**DIRECTIONS:** Copy out every line of the records where the string "this" occurs.

**PROVIDED INFORMATION:**
────────────────────
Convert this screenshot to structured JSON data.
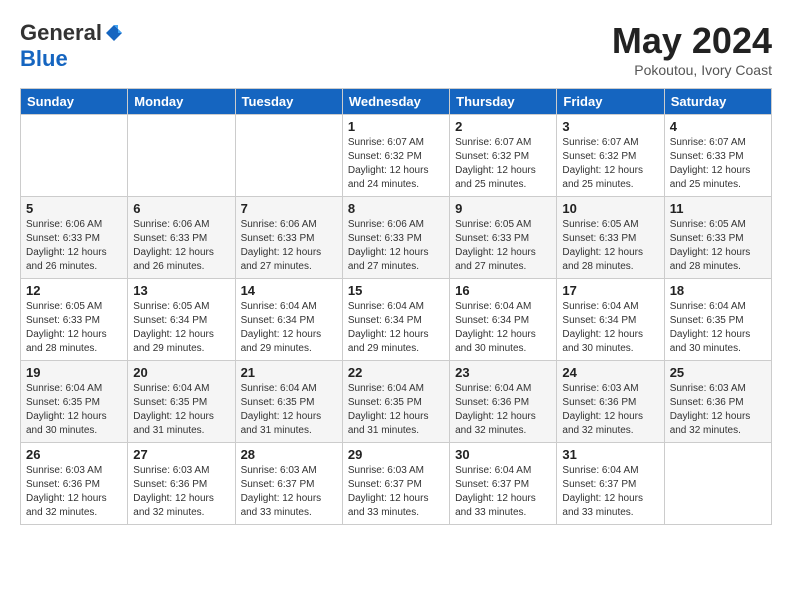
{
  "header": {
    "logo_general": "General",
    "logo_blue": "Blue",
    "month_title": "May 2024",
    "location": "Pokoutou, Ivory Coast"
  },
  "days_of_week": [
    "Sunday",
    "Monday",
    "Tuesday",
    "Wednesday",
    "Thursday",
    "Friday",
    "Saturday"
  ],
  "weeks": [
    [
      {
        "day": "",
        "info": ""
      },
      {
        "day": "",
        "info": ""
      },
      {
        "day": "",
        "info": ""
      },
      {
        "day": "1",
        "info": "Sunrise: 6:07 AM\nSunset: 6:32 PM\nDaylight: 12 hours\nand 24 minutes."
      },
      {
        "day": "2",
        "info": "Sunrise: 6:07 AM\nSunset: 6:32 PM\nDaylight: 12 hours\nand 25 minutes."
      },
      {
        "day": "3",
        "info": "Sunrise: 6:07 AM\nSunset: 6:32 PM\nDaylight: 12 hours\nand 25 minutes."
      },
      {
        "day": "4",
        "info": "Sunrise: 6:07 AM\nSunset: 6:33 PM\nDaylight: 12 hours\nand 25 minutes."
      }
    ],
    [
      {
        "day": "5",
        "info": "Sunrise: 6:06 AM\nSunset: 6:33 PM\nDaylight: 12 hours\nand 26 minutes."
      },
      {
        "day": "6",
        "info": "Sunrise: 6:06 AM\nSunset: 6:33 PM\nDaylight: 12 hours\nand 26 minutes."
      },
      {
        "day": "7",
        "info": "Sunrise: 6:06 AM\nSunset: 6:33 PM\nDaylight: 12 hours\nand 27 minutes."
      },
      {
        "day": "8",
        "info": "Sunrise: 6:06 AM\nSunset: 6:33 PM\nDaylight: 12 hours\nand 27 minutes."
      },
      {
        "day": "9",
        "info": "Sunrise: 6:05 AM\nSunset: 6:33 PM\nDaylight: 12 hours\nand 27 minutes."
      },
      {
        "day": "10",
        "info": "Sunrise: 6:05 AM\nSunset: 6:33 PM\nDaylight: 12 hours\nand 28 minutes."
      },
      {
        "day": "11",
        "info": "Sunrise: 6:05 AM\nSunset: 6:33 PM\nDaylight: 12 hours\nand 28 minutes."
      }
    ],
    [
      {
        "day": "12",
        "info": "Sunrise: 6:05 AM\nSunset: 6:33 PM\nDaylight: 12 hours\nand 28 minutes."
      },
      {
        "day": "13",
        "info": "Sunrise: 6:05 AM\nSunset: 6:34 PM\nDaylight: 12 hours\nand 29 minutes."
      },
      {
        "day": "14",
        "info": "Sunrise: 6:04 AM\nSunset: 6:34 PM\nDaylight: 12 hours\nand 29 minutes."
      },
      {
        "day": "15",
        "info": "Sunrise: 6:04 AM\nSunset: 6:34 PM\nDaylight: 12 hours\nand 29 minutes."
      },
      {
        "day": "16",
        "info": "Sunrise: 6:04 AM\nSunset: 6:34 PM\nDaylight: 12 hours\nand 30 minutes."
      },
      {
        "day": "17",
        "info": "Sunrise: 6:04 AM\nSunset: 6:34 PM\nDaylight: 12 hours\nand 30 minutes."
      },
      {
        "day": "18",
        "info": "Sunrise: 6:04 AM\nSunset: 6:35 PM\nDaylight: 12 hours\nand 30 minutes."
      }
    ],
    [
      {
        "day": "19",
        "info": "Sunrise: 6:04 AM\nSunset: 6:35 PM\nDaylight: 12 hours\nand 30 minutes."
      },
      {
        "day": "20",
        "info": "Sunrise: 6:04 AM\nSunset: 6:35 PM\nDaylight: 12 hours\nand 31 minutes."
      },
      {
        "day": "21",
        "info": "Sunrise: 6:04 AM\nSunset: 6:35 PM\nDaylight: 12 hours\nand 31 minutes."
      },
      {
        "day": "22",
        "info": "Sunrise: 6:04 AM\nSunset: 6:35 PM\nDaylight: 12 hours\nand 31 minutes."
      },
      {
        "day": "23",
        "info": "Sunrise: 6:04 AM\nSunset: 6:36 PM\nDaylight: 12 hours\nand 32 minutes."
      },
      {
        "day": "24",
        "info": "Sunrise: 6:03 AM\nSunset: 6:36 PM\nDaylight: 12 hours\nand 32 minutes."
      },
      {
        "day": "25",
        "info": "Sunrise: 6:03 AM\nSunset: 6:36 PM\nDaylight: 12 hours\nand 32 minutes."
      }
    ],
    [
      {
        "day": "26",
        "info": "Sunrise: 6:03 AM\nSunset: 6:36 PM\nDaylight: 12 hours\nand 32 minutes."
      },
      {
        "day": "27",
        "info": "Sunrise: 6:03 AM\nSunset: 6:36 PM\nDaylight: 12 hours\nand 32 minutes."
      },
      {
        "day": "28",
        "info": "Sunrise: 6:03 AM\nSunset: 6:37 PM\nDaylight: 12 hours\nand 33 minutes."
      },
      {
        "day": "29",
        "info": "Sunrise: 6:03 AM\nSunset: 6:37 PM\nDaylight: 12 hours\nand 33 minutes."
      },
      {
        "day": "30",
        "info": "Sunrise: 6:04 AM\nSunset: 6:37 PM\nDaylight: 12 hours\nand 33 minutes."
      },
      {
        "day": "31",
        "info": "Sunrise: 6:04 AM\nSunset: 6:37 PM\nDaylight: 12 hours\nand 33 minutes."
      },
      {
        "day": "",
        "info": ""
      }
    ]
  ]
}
────────────────────
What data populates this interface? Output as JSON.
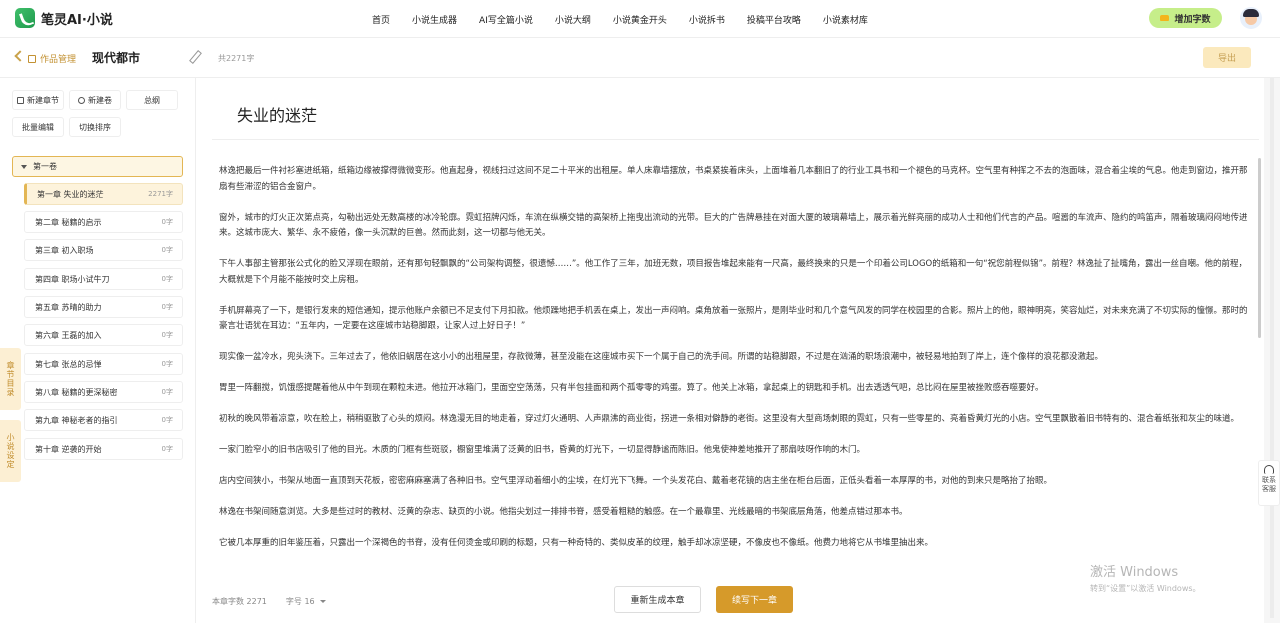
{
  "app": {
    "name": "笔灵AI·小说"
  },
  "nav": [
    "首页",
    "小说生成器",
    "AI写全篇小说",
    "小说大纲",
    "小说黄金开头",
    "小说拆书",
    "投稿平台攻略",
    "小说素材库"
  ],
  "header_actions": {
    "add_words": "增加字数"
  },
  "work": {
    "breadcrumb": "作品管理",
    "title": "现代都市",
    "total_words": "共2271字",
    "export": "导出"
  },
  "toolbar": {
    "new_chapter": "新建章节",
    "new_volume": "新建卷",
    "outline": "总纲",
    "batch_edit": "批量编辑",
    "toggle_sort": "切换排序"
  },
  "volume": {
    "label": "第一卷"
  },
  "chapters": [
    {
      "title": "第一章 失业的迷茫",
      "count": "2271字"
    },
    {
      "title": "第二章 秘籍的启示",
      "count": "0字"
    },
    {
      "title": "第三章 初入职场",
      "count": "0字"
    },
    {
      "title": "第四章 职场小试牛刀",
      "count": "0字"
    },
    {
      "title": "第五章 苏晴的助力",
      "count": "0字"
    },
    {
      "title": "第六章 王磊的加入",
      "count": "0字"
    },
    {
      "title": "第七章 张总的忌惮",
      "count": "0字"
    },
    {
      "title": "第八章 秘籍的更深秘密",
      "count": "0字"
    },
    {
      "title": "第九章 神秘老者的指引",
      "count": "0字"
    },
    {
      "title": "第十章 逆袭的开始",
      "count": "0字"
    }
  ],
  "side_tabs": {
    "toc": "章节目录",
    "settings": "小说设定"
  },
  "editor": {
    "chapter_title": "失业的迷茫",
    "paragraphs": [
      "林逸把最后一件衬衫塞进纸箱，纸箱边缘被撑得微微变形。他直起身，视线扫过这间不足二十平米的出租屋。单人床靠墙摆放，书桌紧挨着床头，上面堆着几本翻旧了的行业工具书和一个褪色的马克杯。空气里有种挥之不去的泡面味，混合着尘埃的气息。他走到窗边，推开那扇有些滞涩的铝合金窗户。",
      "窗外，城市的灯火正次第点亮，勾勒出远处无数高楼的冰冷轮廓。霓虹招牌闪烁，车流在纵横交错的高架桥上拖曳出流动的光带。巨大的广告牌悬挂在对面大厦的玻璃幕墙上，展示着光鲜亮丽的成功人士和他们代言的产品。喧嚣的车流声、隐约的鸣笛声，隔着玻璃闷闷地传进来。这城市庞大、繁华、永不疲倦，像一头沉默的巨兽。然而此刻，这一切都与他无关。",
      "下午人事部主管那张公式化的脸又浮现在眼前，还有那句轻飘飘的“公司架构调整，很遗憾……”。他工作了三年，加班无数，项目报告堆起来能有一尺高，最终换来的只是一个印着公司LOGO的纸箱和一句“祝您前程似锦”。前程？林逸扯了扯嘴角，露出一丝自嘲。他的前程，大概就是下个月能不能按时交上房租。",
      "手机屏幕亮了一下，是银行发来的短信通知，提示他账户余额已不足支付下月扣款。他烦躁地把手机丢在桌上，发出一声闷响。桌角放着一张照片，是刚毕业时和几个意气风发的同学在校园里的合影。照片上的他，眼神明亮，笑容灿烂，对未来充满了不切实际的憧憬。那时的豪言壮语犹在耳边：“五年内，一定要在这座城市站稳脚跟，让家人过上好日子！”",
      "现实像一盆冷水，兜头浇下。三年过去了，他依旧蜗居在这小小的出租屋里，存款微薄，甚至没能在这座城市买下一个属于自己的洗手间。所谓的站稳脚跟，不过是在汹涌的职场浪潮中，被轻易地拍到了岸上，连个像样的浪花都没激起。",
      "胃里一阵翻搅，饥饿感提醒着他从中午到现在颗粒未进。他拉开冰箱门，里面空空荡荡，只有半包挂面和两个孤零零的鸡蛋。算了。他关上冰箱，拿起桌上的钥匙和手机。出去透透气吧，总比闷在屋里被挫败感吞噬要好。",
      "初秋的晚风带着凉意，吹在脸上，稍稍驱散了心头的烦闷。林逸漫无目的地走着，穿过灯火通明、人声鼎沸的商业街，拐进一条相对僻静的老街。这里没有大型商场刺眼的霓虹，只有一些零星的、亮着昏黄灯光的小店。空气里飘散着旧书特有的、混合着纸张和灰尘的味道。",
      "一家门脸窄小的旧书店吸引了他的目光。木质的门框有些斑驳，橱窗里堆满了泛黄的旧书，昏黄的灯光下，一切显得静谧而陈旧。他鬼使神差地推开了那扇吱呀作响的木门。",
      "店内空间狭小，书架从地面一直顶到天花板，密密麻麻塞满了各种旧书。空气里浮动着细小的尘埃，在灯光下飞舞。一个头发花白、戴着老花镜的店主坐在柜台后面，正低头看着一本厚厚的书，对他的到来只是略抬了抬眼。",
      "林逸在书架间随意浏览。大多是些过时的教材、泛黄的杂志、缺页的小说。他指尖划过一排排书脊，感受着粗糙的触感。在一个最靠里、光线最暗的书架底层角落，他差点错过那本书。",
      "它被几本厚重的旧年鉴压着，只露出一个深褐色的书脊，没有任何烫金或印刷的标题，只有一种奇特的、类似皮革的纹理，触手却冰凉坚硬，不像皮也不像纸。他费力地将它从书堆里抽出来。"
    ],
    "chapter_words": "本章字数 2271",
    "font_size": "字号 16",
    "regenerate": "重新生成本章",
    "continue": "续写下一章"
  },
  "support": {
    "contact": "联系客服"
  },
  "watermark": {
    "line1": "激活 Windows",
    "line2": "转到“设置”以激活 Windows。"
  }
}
────────────────────
**SOLUTION:**
Convert this screenshot to structured JSON data.
What data populates this interface? Output as JSON.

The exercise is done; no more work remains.